━━ Task data
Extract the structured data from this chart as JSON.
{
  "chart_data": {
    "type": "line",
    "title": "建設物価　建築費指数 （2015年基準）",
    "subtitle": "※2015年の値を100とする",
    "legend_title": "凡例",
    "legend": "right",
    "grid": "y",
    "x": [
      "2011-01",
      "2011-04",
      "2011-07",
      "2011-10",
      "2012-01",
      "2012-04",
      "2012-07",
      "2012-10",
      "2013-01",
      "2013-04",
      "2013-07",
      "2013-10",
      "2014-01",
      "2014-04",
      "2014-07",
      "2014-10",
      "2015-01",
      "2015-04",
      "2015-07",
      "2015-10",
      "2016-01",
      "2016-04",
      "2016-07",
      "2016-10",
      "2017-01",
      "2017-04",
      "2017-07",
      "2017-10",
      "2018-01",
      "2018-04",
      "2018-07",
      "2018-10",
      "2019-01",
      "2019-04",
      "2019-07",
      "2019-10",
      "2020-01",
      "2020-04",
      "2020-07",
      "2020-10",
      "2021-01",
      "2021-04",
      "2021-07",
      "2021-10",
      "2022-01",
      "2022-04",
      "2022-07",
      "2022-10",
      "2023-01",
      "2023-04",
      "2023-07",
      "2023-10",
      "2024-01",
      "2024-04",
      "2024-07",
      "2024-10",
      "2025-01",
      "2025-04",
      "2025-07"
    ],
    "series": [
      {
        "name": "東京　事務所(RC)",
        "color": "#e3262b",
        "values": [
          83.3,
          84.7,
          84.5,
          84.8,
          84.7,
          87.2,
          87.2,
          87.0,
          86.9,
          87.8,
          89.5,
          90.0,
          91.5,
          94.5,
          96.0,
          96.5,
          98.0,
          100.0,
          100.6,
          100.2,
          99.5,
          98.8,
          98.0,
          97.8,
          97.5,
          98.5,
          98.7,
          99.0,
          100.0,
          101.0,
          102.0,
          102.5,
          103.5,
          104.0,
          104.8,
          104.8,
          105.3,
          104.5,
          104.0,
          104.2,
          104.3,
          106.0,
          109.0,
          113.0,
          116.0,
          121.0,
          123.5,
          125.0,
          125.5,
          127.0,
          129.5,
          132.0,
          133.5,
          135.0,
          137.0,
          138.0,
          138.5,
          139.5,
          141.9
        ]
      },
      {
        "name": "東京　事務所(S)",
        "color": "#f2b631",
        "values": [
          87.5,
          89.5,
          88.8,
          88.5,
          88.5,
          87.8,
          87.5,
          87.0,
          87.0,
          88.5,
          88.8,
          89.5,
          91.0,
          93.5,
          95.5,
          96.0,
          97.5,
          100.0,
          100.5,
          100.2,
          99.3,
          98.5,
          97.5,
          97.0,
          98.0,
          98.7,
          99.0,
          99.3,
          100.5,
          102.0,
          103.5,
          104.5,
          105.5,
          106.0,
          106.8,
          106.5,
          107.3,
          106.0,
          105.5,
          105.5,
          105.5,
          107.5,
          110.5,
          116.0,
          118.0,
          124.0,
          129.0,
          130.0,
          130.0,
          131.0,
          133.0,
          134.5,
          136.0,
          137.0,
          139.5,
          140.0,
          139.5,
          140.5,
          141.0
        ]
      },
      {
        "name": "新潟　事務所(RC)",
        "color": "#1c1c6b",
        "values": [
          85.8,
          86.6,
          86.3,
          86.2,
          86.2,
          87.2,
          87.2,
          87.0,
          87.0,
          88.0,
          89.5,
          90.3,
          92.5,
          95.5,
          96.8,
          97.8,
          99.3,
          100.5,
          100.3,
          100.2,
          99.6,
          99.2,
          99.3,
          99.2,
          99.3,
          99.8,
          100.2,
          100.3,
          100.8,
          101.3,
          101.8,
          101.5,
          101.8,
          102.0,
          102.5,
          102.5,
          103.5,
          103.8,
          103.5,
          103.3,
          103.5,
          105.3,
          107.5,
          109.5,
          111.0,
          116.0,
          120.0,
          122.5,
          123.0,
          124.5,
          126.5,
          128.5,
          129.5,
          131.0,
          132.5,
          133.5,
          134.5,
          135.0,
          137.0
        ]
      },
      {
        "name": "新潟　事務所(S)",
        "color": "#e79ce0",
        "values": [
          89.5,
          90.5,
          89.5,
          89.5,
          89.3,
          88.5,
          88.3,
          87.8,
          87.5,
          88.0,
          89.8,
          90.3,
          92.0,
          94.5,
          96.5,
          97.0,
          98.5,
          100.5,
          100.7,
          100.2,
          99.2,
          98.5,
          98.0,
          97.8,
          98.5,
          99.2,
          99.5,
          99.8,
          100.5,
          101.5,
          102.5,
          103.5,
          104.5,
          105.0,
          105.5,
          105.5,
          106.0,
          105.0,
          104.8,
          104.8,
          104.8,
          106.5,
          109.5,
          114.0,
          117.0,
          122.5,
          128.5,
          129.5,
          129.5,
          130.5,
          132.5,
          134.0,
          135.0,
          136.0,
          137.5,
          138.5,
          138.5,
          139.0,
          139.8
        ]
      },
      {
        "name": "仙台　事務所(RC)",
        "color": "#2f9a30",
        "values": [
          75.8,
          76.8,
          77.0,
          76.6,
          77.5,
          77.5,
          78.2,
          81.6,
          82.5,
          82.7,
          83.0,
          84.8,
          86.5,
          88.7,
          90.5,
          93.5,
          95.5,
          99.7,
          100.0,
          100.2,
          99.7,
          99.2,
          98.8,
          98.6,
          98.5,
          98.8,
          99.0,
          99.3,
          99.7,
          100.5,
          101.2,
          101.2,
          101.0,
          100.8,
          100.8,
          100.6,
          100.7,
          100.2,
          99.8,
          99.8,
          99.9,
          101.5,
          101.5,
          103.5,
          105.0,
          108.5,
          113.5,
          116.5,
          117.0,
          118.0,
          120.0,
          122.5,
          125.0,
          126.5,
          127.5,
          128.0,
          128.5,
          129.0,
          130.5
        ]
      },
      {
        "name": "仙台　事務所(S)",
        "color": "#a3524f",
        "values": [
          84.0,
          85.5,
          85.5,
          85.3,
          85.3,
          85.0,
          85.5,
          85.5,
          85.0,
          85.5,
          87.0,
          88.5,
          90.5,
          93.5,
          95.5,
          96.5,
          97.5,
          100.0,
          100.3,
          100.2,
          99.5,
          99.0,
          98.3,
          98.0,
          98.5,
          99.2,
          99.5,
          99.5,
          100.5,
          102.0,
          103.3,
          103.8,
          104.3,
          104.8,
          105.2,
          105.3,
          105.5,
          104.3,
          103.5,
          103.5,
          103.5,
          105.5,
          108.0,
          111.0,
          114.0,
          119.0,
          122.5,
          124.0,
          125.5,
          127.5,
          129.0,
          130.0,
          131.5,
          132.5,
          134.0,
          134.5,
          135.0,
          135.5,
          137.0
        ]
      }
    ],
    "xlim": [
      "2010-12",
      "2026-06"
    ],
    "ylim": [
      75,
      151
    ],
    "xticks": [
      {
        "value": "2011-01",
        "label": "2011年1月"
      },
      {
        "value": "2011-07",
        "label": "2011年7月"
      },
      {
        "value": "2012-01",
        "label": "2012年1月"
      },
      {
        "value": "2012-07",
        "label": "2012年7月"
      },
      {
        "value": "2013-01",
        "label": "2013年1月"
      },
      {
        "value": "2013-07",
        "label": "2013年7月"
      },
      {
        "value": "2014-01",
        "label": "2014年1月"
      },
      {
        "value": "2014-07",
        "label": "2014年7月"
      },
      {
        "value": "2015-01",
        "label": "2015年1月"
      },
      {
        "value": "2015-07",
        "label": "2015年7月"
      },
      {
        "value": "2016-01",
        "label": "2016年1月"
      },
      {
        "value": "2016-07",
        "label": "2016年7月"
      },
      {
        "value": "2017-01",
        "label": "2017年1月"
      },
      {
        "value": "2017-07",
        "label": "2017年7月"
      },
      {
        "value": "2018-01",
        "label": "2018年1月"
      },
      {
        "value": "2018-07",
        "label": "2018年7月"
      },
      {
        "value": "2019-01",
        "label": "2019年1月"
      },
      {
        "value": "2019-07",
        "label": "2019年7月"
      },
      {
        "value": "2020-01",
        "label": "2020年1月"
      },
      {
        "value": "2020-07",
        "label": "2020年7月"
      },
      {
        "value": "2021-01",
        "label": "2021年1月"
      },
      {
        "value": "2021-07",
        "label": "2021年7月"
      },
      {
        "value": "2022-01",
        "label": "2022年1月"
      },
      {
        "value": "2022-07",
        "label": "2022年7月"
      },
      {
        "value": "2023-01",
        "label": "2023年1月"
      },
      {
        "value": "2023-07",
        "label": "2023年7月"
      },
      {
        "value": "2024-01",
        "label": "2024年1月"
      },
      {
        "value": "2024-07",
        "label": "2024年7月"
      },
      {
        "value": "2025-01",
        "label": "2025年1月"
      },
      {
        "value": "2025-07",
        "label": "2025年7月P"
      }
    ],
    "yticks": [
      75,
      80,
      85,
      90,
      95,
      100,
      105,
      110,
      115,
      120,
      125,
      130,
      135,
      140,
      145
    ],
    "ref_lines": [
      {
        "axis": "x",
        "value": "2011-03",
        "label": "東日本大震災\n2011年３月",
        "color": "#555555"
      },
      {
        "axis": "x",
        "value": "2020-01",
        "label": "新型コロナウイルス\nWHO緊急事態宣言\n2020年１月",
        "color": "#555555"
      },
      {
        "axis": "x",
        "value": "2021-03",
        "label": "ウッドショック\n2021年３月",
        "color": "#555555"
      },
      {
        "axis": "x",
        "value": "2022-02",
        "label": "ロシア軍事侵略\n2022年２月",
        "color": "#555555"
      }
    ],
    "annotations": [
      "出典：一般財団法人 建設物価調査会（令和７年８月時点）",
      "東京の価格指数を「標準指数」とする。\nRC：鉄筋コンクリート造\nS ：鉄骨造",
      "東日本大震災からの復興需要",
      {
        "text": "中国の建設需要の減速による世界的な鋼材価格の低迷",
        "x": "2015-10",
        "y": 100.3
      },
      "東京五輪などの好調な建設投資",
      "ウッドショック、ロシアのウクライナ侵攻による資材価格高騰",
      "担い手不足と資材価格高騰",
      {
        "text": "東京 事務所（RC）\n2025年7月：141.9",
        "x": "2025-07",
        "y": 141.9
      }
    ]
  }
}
━━━━
= What you should do =
Write out every line of the preceding listing that contains "ウッドショック".

= Response for this exercise =
        "label": "ウッドショック\n2021年３月",
      "ウッドショック、ロシアのウクライナ侵攻による資材価格高騰",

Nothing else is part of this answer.